OBJECTIVE: What you return should match every record exactly, with the images removed.
-*-
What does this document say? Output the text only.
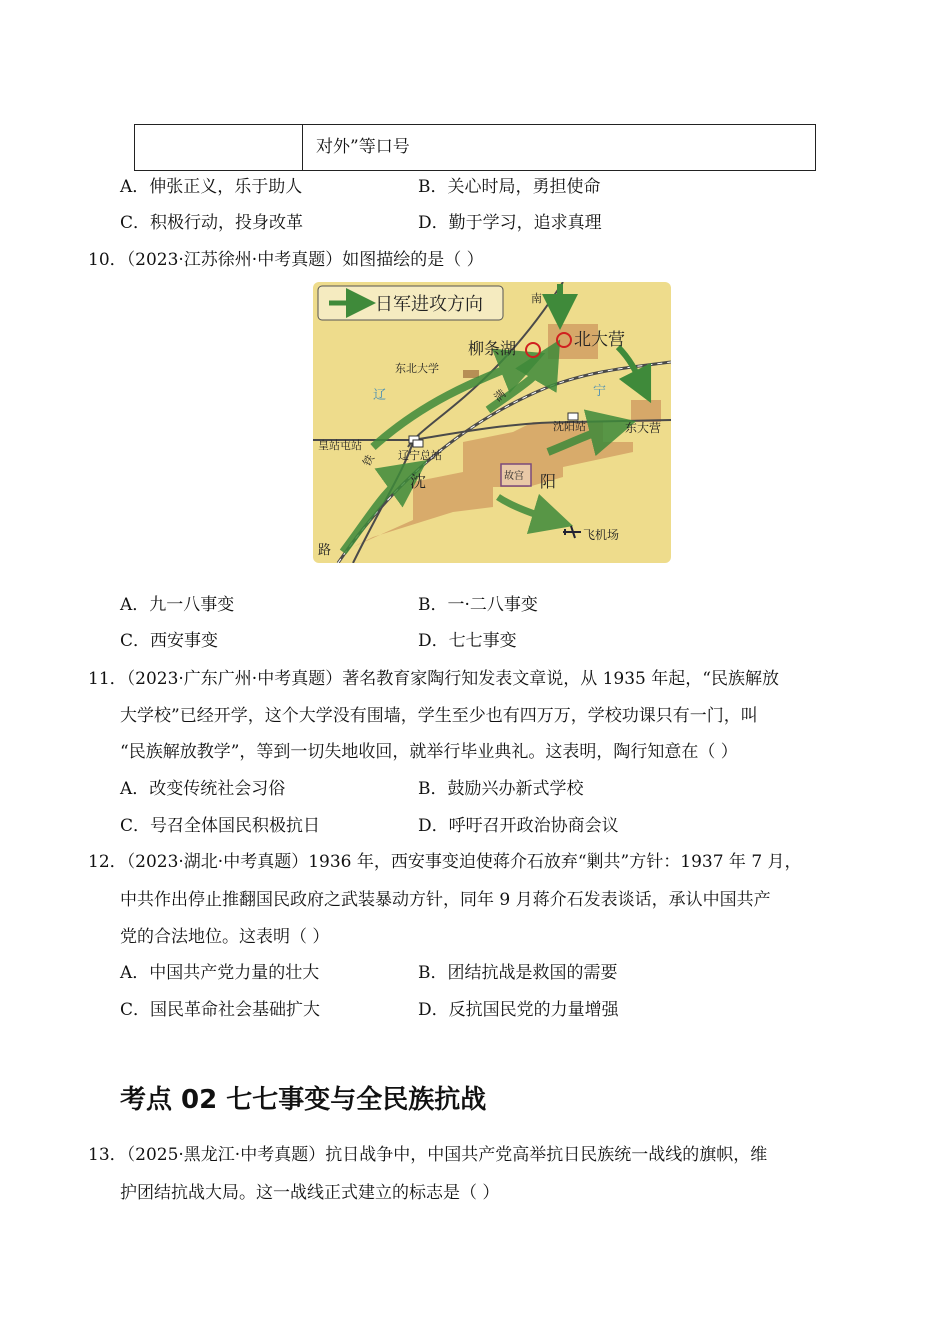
对外”等口号
A．伸张正义，乐于助人	B．关心时局，勇担使命
C．积极行动，投身改革	D．勤于学习，追求真理
10．（2023·江苏徐州·中考真题）如图描绘的是（ ）
日军进攻方向	南
北大营
柳条湖
东北大学
辽	宁
皇站屯站
辽宁总站
沈阳站	东大营
沈	阳
故宫
飞机场
路
满
铁
A．九一八事变	B．一·二八事变
C．西安事变	D．七七事变
11．（2023·广东广州·中考真题）著名教育家陶行知发表文章说，从 1935 年起，“民族解放
大学校”已经开学，这个大学没有围墙，学生至少也有四万万，学校功课只有一门，叫
“民族解放教学”，等到一切失地收回，就举行毕业典礼。这表明，陶行知意在（ ）
A．改变传统社会习俗	B．鼓励兴办新式学校
C．号召全体国民积极抗日	D．呼吁召开政治协商会议
12．（2023·湖北·中考真题）1936 年，西安事变迫使蒋介石放弃“剿共”方针：1937 年 7 月，
中共作出停止推翻国民政府之武装暴动方针，同年 9 月蒋介石发表谈话，承认中国共产
党的合法地位。这表明（ ）
A．中国共产党力量的壮大	B．团结抗战是救国的需要
C．国民革命社会基础扩大	D．反抗国民党的力量增强
考点 02 七七事变与全民族抗战
13．（2025·黑龙江·中考真题）抗日战争中，中国共产党高举抗日民族统一战线的旗帜，维
护团结抗战大局。这一战线正式建立的标志是（ ）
-*-
WRITTEN SOLUTION:
What does this document say? Output the text only.
对外”等口号
A．伸张正义，乐于助人	B．关心时局，勇担使命
C．积极行动，投身改革	D．勤于学习，追求真理
10．（2023·江苏徐州·中考真题）如图描绘的是（ ）
日军进攻方向	南
北大营
柳条湖
东北大学
辽	宁
皇站屯站
辽宁总站
沈阳站	东大营
沈	阳
故宫
飞机场
路
满
铁
A．九一八事变	B．一·二八事变
C．西安事变	D．七七事变
11．（2023·广东广州·中考真题）著名教育家陶行知发表文章说，从 1935 年起，“民族解放
大学校”已经开学，这个大学没有围墙，学生至少也有四万万，学校功课只有一门，叫
“民族解放教学”，等到一切失地收回，就举行毕业典礼。这表明，陶行知意在（ ）
A．改变传统社会习俗	B．鼓励兴办新式学校
C．号召全体国民积极抗日	D．呼吁召开政治协商会议
12．（2023·湖北·中考真题）1936 年，西安事变迫使蒋介石放弃“剿共”方针：1937 年 7 月，
中共作出停止推翻国民政府之武装暴动方针，同年 9 月蒋介石发表谈话，承认中国共产
党的合法地位。这表明（ ）
A．中国共产党力量的壮大	B．团结抗战是救国的需要
C．国民革命社会基础扩大	D．反抗国民党的力量增强
考点 02 七七事变与全民族抗战
13．（2025·黑龙江·中考真题）抗日战争中，中国共产党高举抗日民族统一战线的旗帜，维
护团结抗战大局。这一战线正式建立的标志是（ ）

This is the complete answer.